* _Stated problem_: What is the number of lines containing the string "object"? Answer with the number only.

++++++

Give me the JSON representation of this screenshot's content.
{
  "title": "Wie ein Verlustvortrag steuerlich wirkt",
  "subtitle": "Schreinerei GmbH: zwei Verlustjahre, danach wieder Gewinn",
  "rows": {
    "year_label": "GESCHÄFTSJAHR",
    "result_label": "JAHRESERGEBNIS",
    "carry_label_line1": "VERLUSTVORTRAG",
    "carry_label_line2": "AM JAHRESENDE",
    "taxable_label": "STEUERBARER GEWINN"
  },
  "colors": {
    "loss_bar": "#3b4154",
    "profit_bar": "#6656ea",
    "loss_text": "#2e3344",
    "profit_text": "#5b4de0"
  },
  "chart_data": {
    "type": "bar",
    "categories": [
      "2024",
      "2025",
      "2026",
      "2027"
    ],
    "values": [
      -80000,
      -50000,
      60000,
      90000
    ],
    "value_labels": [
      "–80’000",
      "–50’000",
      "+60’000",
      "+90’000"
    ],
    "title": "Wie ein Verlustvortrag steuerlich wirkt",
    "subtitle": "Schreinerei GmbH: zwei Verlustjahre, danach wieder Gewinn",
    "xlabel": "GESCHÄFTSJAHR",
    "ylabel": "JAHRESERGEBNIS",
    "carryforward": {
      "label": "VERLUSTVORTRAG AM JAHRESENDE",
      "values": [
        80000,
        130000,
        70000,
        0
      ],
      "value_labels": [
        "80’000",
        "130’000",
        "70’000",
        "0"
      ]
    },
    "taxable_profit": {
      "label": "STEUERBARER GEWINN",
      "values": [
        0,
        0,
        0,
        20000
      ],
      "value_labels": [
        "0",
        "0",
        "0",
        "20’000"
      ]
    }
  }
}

++++++

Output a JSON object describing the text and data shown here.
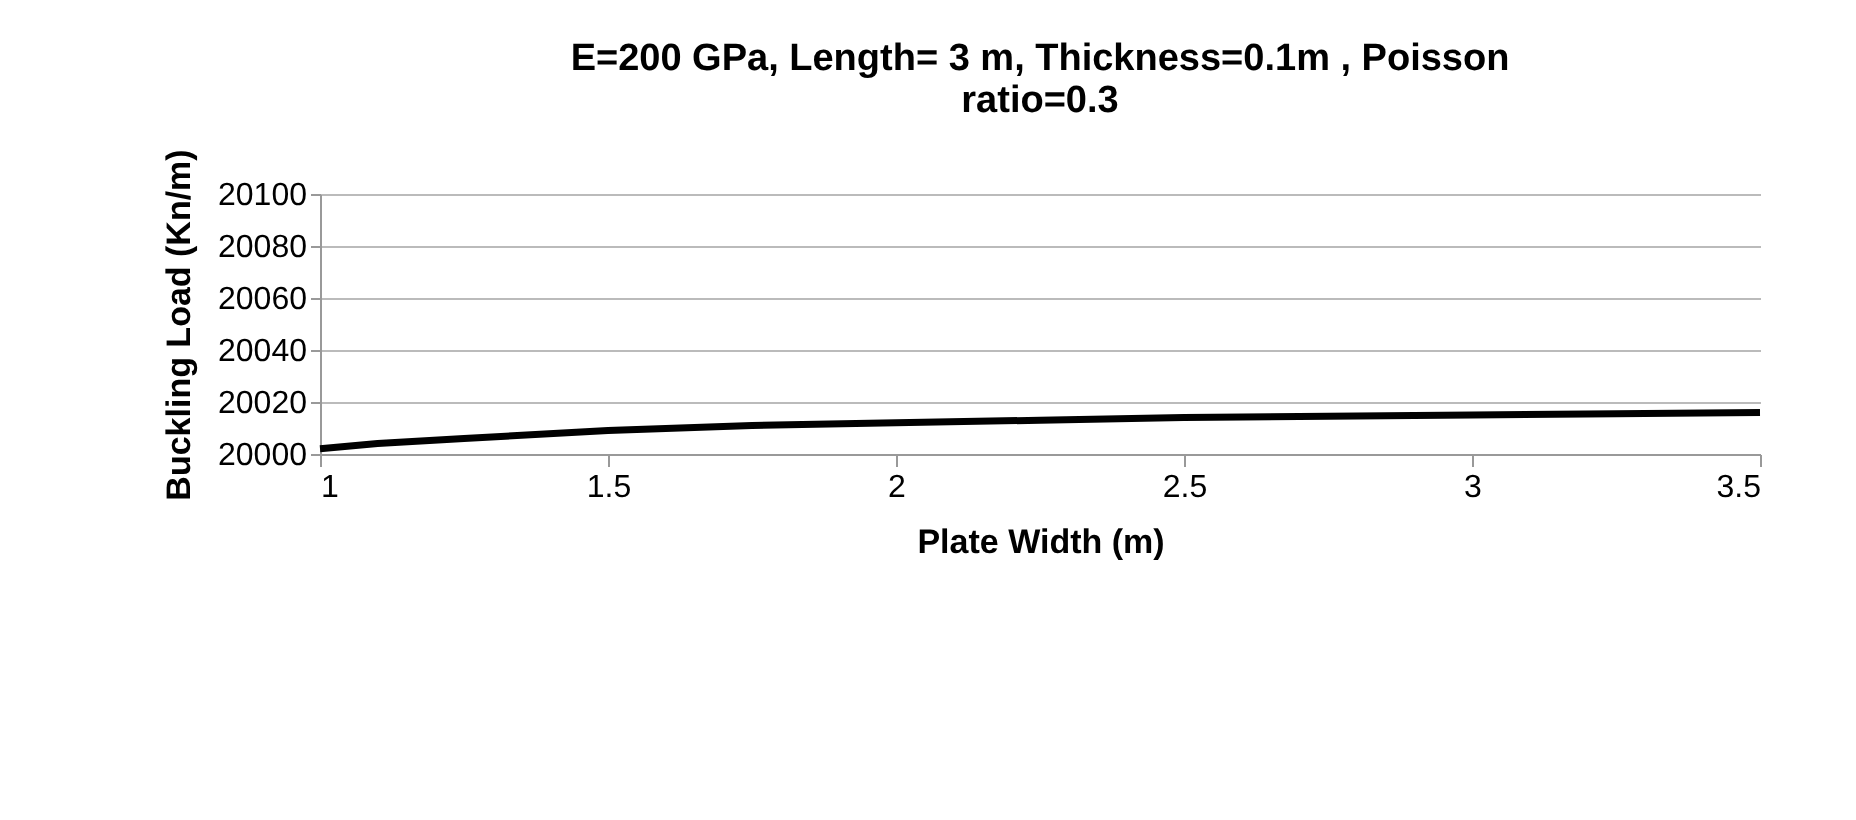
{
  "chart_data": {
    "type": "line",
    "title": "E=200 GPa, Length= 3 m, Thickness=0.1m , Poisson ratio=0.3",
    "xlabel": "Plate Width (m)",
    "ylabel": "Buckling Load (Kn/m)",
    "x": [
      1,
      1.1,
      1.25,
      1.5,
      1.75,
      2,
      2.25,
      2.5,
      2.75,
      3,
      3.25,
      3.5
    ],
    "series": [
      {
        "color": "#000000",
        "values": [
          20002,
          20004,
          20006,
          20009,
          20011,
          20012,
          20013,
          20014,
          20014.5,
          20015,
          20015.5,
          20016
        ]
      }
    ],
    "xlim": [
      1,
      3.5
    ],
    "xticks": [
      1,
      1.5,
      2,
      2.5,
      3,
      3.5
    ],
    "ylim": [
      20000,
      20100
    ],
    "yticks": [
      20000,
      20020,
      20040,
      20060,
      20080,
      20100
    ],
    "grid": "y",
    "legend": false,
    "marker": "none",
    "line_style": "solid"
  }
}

++++++

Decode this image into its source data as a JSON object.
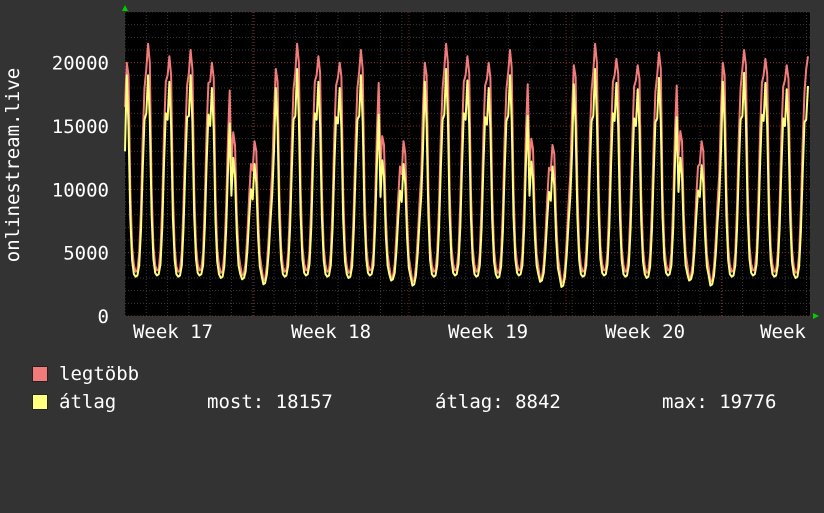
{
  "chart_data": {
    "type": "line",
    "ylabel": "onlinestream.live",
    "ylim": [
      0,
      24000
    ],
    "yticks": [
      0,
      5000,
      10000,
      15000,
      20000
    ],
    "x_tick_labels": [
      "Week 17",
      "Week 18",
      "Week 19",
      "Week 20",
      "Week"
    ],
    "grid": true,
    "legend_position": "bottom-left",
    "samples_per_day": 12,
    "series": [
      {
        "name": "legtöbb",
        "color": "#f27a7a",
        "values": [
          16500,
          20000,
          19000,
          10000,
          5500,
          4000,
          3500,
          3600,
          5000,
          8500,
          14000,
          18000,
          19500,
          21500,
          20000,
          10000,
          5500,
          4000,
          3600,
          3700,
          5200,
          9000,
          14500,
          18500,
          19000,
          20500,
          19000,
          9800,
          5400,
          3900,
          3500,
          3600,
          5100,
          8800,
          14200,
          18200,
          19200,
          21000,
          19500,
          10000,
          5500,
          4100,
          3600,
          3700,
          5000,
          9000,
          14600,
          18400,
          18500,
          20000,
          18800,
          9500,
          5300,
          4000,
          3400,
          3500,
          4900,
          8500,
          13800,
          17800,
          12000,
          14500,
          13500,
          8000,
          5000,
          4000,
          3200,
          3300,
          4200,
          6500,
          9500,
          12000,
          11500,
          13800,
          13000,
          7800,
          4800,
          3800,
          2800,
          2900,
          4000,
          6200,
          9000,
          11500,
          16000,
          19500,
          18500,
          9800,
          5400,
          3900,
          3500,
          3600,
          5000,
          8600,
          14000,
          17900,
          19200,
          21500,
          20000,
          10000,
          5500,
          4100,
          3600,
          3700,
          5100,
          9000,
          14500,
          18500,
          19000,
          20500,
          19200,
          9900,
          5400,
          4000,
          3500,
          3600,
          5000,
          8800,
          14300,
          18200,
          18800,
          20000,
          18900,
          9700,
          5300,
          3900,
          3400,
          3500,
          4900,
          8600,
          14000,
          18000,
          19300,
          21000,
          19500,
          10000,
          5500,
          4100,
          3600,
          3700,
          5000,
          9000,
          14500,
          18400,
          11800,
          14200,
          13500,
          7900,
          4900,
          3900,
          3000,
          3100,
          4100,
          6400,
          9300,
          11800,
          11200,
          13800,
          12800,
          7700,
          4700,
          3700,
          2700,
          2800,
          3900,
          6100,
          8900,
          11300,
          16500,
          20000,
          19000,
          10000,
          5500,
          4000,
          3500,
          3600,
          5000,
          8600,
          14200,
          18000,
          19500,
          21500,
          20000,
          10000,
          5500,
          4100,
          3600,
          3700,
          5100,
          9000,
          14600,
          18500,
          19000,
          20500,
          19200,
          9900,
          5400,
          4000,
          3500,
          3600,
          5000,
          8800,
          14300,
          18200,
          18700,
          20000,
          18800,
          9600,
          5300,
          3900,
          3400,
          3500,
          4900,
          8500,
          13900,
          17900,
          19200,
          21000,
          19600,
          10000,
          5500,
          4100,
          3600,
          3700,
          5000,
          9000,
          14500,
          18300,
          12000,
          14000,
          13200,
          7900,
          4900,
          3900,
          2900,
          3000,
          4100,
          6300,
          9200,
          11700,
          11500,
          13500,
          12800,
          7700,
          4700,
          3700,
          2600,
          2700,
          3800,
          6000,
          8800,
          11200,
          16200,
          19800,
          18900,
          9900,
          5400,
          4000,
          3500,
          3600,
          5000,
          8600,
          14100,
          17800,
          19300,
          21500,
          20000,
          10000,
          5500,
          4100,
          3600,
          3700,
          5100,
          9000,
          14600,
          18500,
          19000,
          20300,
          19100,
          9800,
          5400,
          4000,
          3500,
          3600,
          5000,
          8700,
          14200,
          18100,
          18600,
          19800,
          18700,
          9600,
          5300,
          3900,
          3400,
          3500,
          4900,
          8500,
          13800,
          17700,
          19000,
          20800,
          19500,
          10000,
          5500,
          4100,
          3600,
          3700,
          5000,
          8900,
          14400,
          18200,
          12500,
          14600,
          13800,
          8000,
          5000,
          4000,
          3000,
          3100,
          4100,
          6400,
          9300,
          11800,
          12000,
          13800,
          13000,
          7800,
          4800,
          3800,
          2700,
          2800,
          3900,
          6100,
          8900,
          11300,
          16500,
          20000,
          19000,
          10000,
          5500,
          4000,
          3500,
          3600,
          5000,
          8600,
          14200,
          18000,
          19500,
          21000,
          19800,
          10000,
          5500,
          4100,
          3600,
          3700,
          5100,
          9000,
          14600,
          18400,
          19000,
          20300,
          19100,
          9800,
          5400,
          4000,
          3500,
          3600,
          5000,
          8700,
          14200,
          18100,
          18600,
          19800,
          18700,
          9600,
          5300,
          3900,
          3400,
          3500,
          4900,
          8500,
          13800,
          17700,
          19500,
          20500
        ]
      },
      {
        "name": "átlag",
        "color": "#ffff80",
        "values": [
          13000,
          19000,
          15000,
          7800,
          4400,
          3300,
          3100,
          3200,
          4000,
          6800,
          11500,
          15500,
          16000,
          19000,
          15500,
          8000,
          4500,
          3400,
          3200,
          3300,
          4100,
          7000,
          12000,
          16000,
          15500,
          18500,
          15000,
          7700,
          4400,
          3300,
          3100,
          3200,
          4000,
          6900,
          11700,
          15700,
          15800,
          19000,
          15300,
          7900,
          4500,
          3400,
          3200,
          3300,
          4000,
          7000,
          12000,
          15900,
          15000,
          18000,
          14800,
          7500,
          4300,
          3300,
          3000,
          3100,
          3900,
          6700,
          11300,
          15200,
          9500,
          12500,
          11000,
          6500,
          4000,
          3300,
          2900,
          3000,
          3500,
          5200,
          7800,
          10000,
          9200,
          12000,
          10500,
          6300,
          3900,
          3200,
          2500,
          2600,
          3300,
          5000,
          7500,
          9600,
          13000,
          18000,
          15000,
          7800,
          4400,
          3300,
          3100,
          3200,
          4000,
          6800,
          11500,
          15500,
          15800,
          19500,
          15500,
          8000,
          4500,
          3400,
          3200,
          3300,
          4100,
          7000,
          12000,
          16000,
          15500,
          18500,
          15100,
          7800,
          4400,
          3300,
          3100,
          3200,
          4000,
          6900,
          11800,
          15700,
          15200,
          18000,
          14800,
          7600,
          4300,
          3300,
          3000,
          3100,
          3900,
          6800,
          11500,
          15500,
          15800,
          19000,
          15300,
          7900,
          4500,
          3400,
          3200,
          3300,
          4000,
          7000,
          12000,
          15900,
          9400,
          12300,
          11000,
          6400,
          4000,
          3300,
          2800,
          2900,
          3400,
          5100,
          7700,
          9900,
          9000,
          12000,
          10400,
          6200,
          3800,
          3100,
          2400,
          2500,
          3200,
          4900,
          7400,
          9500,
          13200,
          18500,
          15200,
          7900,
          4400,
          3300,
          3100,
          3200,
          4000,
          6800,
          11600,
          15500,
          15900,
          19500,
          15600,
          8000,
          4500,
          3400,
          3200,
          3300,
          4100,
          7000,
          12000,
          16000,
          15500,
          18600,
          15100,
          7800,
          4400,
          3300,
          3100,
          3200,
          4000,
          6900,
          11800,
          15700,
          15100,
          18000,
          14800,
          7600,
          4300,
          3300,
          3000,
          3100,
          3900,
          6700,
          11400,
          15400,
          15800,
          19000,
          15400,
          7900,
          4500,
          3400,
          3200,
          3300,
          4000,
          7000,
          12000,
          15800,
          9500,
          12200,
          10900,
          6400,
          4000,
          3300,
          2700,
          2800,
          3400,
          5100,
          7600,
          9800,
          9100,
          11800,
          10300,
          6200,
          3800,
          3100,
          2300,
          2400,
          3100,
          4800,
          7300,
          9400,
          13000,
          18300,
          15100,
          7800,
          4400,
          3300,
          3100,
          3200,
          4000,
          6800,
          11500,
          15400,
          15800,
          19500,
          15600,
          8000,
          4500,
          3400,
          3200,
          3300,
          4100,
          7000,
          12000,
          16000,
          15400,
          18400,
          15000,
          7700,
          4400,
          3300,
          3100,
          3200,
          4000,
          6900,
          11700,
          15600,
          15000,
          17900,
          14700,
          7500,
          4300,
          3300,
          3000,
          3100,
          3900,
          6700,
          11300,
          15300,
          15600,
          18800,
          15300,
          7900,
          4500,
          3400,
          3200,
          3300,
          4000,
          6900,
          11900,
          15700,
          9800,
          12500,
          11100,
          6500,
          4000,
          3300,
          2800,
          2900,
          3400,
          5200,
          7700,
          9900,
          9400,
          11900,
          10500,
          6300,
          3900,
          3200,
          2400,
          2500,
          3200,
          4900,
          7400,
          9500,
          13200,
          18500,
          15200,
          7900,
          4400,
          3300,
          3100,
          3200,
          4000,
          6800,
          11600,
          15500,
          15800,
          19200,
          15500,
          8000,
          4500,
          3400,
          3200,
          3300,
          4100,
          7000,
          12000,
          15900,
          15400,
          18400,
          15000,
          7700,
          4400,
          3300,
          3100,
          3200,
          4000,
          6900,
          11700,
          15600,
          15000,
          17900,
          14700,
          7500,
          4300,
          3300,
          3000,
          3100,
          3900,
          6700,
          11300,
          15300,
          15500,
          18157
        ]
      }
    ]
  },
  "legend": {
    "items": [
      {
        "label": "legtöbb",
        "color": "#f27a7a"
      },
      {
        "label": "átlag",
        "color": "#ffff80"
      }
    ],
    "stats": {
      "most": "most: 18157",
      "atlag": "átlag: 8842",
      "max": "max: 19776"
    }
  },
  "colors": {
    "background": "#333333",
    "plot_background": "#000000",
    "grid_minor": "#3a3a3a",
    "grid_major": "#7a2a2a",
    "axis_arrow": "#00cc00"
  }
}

++++++

* _Answer_: 2